— TASK INPUTS —
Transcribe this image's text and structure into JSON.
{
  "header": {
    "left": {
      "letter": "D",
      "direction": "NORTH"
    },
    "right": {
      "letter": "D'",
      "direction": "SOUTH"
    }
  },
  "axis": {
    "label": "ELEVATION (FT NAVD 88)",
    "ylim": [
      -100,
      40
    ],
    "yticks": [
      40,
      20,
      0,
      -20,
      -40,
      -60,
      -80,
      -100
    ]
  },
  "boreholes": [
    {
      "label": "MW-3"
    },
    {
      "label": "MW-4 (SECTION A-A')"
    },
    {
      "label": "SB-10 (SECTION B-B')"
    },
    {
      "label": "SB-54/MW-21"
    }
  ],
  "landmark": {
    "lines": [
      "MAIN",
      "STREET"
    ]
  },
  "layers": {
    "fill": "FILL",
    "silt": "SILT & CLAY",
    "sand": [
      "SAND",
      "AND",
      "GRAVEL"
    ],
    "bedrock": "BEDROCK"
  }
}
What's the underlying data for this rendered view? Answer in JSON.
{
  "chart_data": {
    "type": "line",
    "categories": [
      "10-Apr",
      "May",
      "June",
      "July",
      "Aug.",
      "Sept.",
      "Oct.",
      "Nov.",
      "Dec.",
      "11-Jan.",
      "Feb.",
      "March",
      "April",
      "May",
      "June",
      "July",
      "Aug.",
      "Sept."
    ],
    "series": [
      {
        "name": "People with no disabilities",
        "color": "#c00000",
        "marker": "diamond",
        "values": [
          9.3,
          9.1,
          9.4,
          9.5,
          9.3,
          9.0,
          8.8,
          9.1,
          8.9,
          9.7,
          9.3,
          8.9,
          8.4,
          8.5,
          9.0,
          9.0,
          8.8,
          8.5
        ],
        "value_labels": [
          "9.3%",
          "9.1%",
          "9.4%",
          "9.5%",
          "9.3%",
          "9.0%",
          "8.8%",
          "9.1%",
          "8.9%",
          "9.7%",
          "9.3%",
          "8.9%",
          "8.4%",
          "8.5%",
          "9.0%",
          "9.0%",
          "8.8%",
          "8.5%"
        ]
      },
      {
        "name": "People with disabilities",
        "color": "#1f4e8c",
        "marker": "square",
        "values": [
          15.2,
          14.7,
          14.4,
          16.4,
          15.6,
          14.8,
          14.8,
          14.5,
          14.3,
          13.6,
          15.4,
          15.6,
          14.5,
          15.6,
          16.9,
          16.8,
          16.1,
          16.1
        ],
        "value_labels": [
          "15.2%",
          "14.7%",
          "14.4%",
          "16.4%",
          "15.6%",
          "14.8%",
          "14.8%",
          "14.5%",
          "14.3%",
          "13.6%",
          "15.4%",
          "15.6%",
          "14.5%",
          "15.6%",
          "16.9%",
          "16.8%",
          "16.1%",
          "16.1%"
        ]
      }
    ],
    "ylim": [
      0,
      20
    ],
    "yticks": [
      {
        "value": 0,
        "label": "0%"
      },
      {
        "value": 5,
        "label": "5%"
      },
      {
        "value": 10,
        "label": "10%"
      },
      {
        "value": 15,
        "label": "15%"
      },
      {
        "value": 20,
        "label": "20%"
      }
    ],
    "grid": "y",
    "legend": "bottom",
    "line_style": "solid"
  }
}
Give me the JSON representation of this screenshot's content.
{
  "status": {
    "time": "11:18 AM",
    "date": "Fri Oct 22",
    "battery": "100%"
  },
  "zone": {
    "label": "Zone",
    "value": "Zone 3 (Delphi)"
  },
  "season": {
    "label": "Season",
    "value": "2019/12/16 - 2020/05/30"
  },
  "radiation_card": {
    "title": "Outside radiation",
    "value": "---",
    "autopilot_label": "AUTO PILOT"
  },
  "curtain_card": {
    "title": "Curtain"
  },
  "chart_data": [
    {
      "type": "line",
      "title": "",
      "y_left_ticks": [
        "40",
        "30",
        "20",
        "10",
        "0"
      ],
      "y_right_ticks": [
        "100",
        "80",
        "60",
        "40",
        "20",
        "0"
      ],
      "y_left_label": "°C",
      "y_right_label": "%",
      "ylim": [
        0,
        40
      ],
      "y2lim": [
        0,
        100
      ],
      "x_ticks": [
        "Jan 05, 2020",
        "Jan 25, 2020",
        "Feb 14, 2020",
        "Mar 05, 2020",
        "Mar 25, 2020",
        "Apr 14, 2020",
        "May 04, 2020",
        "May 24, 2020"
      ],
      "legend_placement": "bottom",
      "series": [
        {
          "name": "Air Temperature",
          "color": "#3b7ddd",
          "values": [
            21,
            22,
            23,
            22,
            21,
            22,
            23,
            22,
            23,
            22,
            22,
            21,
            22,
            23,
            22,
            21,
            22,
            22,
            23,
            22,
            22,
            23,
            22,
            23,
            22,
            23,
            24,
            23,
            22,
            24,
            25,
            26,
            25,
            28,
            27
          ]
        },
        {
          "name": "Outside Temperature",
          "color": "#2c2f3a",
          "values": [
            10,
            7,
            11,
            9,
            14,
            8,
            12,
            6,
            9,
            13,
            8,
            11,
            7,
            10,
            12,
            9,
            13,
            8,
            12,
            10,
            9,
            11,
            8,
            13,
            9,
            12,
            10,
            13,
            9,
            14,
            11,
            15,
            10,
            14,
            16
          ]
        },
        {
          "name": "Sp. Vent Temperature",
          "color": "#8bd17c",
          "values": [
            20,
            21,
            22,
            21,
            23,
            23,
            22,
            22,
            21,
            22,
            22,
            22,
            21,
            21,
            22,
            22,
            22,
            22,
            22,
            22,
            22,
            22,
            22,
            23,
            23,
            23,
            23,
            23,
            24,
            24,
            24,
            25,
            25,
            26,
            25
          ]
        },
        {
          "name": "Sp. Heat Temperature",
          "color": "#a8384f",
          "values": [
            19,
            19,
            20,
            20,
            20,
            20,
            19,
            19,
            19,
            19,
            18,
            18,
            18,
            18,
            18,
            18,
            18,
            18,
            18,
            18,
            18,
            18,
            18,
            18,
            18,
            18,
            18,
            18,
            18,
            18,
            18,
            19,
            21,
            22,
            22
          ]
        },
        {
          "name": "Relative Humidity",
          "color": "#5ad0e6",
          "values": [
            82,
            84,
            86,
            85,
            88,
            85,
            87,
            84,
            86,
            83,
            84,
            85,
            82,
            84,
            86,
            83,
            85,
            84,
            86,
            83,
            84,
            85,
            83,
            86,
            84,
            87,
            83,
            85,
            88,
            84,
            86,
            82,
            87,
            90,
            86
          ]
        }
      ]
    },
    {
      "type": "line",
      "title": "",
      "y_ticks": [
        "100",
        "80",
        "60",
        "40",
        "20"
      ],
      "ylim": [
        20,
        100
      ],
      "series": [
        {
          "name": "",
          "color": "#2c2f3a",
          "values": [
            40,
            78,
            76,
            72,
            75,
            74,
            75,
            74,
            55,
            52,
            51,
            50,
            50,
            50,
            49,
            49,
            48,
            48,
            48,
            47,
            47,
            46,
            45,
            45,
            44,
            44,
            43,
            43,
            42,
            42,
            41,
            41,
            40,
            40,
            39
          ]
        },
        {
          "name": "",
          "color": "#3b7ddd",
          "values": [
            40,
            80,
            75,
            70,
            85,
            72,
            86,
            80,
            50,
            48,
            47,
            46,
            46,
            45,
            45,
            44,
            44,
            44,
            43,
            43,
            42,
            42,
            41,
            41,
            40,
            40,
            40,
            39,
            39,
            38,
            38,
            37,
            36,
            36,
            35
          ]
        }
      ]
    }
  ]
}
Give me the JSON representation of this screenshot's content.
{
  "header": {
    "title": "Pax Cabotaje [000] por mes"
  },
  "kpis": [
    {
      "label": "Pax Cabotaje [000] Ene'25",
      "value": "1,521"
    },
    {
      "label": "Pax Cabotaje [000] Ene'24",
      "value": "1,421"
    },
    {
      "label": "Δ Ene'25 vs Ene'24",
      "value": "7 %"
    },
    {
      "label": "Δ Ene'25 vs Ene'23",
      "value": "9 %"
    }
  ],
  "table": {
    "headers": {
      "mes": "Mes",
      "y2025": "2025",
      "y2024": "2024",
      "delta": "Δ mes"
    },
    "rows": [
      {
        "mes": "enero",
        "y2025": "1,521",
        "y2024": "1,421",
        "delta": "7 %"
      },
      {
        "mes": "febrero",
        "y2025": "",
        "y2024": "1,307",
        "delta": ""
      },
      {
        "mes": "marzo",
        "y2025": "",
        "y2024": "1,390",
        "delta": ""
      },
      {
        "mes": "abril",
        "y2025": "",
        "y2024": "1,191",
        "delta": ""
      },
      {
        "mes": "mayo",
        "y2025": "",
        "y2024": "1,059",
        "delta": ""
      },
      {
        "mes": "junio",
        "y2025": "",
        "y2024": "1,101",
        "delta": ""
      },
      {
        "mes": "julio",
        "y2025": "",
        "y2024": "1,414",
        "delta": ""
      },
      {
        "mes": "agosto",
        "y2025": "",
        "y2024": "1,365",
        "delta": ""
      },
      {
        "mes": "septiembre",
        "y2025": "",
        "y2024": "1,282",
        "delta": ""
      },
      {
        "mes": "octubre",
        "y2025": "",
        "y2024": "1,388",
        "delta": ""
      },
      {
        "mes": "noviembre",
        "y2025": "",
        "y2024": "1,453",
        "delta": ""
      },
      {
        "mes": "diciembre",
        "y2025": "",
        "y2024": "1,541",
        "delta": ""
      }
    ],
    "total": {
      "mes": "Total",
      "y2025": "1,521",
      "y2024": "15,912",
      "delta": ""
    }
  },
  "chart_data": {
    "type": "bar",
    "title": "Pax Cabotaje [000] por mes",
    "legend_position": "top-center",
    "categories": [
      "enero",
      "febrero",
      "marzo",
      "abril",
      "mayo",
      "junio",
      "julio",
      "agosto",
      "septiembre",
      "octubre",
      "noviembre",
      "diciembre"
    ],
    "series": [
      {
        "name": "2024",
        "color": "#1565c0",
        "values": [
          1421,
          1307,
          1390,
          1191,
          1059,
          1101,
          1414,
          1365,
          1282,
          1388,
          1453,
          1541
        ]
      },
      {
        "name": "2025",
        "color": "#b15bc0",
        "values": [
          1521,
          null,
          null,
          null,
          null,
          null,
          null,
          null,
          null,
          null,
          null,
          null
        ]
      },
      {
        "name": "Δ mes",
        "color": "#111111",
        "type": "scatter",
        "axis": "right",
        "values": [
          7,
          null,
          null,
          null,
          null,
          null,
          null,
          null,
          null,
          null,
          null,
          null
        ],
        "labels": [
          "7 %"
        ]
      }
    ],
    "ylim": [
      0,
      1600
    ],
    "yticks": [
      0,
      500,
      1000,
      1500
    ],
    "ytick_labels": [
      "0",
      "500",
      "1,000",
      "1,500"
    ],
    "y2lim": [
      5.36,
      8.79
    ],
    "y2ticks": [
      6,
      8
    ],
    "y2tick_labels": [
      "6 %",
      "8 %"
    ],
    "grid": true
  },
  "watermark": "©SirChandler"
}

— THE EXERCISE —
Find how many lines in the listing hold "title", and reply with that number only.

— THE RESPONSE —
6